═══ Data provided ═══

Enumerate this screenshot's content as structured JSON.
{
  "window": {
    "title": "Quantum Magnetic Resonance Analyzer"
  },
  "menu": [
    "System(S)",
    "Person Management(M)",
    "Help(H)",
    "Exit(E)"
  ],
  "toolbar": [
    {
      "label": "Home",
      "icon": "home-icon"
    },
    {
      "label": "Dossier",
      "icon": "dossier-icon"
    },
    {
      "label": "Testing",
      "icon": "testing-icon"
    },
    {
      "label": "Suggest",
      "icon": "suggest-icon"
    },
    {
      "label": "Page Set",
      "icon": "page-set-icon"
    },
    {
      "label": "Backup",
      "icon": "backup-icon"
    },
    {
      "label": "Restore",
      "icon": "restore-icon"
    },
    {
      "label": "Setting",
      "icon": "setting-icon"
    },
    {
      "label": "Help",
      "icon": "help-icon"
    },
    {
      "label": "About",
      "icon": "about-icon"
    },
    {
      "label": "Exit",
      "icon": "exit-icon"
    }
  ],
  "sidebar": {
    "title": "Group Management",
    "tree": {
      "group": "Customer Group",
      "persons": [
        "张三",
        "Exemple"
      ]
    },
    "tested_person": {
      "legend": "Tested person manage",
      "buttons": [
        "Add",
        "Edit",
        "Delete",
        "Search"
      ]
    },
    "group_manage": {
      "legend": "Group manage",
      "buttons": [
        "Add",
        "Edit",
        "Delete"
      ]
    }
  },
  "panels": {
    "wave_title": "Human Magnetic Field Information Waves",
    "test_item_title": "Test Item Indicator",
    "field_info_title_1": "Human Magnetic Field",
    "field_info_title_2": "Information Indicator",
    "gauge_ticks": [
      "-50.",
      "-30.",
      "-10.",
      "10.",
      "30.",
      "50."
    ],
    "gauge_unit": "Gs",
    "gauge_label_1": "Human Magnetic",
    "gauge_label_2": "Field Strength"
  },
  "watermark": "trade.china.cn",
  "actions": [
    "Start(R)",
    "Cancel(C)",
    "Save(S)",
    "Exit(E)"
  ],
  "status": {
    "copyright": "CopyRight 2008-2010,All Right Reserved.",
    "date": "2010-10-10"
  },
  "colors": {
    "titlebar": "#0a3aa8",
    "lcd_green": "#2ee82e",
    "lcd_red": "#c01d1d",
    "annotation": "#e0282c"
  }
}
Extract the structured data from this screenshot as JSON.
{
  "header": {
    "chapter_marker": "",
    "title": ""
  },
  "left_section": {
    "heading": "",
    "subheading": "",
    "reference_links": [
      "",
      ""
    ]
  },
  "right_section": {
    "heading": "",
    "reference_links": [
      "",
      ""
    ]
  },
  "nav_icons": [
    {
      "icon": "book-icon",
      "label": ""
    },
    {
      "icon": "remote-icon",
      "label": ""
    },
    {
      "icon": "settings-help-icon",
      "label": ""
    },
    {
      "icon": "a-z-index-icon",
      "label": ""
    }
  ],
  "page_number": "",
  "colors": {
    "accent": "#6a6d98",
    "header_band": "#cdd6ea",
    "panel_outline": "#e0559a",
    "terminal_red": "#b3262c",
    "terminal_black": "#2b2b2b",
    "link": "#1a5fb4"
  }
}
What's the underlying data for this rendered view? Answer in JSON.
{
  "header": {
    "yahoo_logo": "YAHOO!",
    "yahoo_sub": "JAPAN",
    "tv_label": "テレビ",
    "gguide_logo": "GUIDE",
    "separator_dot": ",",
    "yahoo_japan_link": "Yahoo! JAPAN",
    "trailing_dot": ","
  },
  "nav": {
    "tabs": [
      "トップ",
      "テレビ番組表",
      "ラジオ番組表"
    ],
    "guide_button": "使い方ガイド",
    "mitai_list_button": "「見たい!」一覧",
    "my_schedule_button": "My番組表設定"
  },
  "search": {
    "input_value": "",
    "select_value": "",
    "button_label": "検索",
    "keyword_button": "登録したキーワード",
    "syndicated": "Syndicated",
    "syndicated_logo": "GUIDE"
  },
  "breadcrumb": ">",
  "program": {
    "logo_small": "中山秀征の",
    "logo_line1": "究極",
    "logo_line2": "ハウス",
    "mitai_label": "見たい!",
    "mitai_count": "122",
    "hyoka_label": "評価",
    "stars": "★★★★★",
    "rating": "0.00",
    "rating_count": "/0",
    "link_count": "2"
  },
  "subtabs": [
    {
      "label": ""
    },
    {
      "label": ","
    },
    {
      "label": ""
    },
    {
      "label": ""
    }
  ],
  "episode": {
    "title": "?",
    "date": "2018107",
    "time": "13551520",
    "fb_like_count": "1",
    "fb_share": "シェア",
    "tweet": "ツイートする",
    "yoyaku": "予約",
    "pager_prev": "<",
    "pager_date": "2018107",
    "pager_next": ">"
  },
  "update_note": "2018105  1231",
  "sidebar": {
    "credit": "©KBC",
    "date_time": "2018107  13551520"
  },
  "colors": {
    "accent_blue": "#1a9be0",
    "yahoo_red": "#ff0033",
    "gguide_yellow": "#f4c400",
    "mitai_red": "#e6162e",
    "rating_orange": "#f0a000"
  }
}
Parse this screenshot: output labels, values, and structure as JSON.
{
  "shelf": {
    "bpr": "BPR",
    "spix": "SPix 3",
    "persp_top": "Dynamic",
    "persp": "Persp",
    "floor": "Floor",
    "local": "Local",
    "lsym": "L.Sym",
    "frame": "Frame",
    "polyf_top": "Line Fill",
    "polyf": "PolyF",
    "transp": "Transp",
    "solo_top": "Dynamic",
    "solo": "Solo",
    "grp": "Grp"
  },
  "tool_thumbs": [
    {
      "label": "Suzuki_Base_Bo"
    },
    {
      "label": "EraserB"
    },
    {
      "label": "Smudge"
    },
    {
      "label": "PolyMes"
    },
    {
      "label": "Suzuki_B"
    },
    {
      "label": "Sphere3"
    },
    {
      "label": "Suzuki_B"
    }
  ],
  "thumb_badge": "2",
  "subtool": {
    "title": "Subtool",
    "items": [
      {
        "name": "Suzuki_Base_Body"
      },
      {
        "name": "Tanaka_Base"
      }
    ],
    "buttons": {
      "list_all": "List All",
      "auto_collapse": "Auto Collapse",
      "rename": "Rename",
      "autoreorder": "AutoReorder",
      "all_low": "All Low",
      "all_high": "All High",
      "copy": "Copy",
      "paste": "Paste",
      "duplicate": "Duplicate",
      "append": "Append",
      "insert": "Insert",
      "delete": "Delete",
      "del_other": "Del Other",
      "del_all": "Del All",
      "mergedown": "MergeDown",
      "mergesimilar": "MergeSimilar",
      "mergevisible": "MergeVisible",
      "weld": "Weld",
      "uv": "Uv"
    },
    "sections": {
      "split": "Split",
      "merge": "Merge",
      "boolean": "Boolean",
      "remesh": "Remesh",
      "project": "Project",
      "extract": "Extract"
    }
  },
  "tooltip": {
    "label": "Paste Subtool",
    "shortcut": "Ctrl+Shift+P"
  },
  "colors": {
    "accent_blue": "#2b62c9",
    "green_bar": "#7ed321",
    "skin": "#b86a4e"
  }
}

═══

Set down all of the records shown above once more, exactly.

### Solution to this problem
Enumerate this screenshot's content as structured JSON.
{
  "window": {
    "title": "Quantum Magnetic Resonance Analyzer"
  },
  "menu": [
    "System(S)",
    "Person Management(M)",
    "Help(H)",
    "Exit(E)"
  ],
  "toolbar": [
    {
      "label": "Home",
      "icon": "home-icon"
    },
    {
      "label": "Dossier",
      "icon": "dossier-icon"
    },
    {
      "label": "Testing",
      "icon": "testing-icon"
    },
    {
      "label": "Suggest",
      "icon": "suggest-icon"
    },
    {
      "label": "Page Set",
      "icon": "page-set-icon"
    },
    {
      "label": "Backup",
      "icon": "backup-icon"
    },
    {
      "label": "Restore",
      "icon": "restore-icon"
    },
    {
      "label": "Setting",
      "icon": "setting-icon"
    },
    {
      "label": "Help",
      "icon": "help-icon"
    },
    {
      "label": "About",
      "icon": "about-icon"
    },
    {
      "label": "Exit",
      "icon": "exit-icon"
    }
  ],
  "sidebar": {
    "title": "Group Management",
    "tree": {
      "group": "Customer Group",
      "persons": [
        "张三",
        "Exemple"
      ]
    },
    "tested_person": {
      "legend": "Tested person manage",
      "buttons": [
        "Add",
        "Edit",
        "Delete",
        "Search"
      ]
    },
    "group_manage": {
      "legend": "Group manage",
      "buttons": [
        "Add",
        "Edit",
        "Delete"
      ]
    }
  },
  "panels": {
    "wave_title": "Human Magnetic Field Information Waves",
    "test_item_title": "Test Item Indicator",
    "field_info_title_1": "Human Magnetic Field",
    "field_info_title_2": "Information Indicator",
    "gauge_ticks": [
      "-50.",
      "-30.",
      "-10.",
      "10.",
      "30.",
      "50."
    ],
    "gauge_unit": "Gs",
    "gauge_label_1": "Human Magnetic",
    "gauge_label_2": "Field Strength"
  },
  "watermark": "trade.china.cn",
  "actions": [
    "Start(R)",
    "Cancel(C)",
    "Save(S)",
    "Exit(E)"
  ],
  "status": {
    "copyright": "CopyRight 2008-2010,All Right Reserved.",
    "date": "2010-10-10"
  },
  "colors": {
    "titlebar": "#0a3aa8",
    "lcd_green": "#2ee82e",
    "lcd_red": "#c01d1d",
    "annotation": "#e0282c"
  }
}
Extract the structured data from this screenshot as JSON.
{
  "header": {
    "chapter_marker": "",
    "title": ""
  },
  "left_section": {
    "heading": "",
    "subheading": "",
    "reference_links": [
      "",
      ""
    ]
  },
  "right_section": {
    "heading": "",
    "reference_links": [
      "",
      ""
    ]
  },
  "nav_icons": [
    {
      "icon": "book-icon",
      "label": ""
    },
    {
      "icon": "remote-icon",
      "label": ""
    },
    {
      "icon": "settings-help-icon",
      "label": ""
    },
    {
      "icon": "a-z-index-icon",
      "label": ""
    }
  ],
  "page_number": "",
  "colors": {
    "accent": "#6a6d98",
    "header_band": "#cdd6ea",
    "panel_outline": "#e0559a",
    "terminal_red": "#b3262c",
    "terminal_black": "#2b2b2b",
    "link": "#1a5fb4"
  }
}
What's the underlying data for this rendered view? Answer in JSON.
{
  "header": {
    "yahoo_logo": "YAHOO!",
    "yahoo_sub": "JAPAN",
    "tv_label": "テレビ",
    "gguide_logo": "GUIDE",
    "separator_dot": ",",
    "yahoo_japan_link": "Yahoo! JAPAN",
    "trailing_dot": ","
  },
  "nav": {
    "tabs": [
      "トップ",
      "テレビ番組表",
      "ラジオ番組表"
    ],
    "guide_button": "使い方ガイド",
    "mitai_list_button": "「見たい!」一覧",
    "my_schedule_button": "My番組表設定"
  },
  "search": {
    "input_value": "",
    "select_value": "",
    "button_label": "検索",
    "keyword_button": "登録したキーワード",
    "syndicated": "Syndicated",
    "syndicated_logo": "GUIDE"
  },
  "breadcrumb": ">",
  "program": {
    "logo_small": "中山秀征の",
    "logo_line1": "究極",
    "logo_line2": "ハウス",
    "mitai_label": "見たい!",
    "mitai_count": "122",
    "hyoka_label": "評価",
    "stars": "★★★★★",
    "rating": "0.00",
    "rating_count": "/0",
    "link_count": "2"
  },
  "subtabs": [
    {
      "label": ""
    },
    {
      "label": ","
    },
    {
      "label": ""
    },
    {
      "label": ""
    }
  ],
  "episode": {
    "title": "?",
    "date": "2018107",
    "time": "13551520",
    "fb_like_count": "1",
    "fb_share": "シェア",
    "tweet": "ツイートする",
    "yoyaku": "予約",
    "pager_prev": "<",
    "pager_date": "2018107",
    "pager_next": ">"
  },
  "update_note": "2018105  1231",
  "sidebar": {
    "credit": "©KBC",
    "date_time": "2018107  13551520"
  },
  "colors": {
    "accent_blue": "#1a9be0",
    "yahoo_red": "#ff0033",
    "gguide_yellow": "#f4c400",
    "mitai_red": "#e6162e",
    "rating_orange": "#f0a000"
  }
}
Parse this screenshot: output labels, values, and structure as JSON.
{
  "shelf": {
    "bpr": "BPR",
    "spix": "SPix 3",
    "persp_top": "Dynamic",
    "persp": "Persp",
    "floor": "Floor",
    "local": "Local",
    "lsym": "L.Sym",
    "frame": "Frame",
    "polyf_top": "Line Fill",
    "polyf": "PolyF",
    "transp": "Transp",
    "solo_top": "Dynamic",
    "solo": "Solo",
    "grp": "Grp"
  },
  "tool_thumbs": [
    {
      "label": "Suzuki_Base_Bo"
    },
    {
      "label": "EraserB"
    },
    {
      "label": "Smudge"
    },
    {
      "label": "PolyMes"
    },
    {
      "label": "Suzuki_B"
    },
    {
      "label": "Sphere3"
    },
    {
      "label": "Suzuki_B"
    }
  ],
  "thumb_badge": "2",
  "subtool": {
    "title": "Subtool",
    "items": [
      {
        "name": "Suzuki_Base_Body"
      },
      {
        "name": "Tanaka_Base"
      }
    ],
    "buttons": {
      "list_all": "List All",
      "auto_collapse": "Auto Collapse",
      "rename": "Rename",
      "autoreorder": "AutoReorder",
      "all_low": "All Low",
      "all_high": "All High",
      "copy": "Copy",
      "paste": "Paste",
      "duplicate": "Duplicate",
      "append": "Append",
      "insert": "Insert",
      "delete": "Delete",
      "del_other": "Del Other",
      "del_all": "Del All",
      "mergedown": "MergeDown",
      "mergesimilar": "MergeSimilar",
      "mergevisible": "MergeVisible",
      "weld": "Weld",
      "uv": "Uv"
    },
    "sections": {
      "split": "Split",
      "merge": "Merge",
      "boolean": "Boolean",
      "remesh": "Remesh",
      "project": "Project",
      "extract": "Extract"
    }
  },
  "tooltip": {
    "label": "Paste Subtool",
    "shortcut": "Ctrl+Shift+P"
  },
  "colors": {
    "accent_blue": "#2b62c9",
    "green_bar": "#7ed321",
    "skin": "#b86a4e"
  }
}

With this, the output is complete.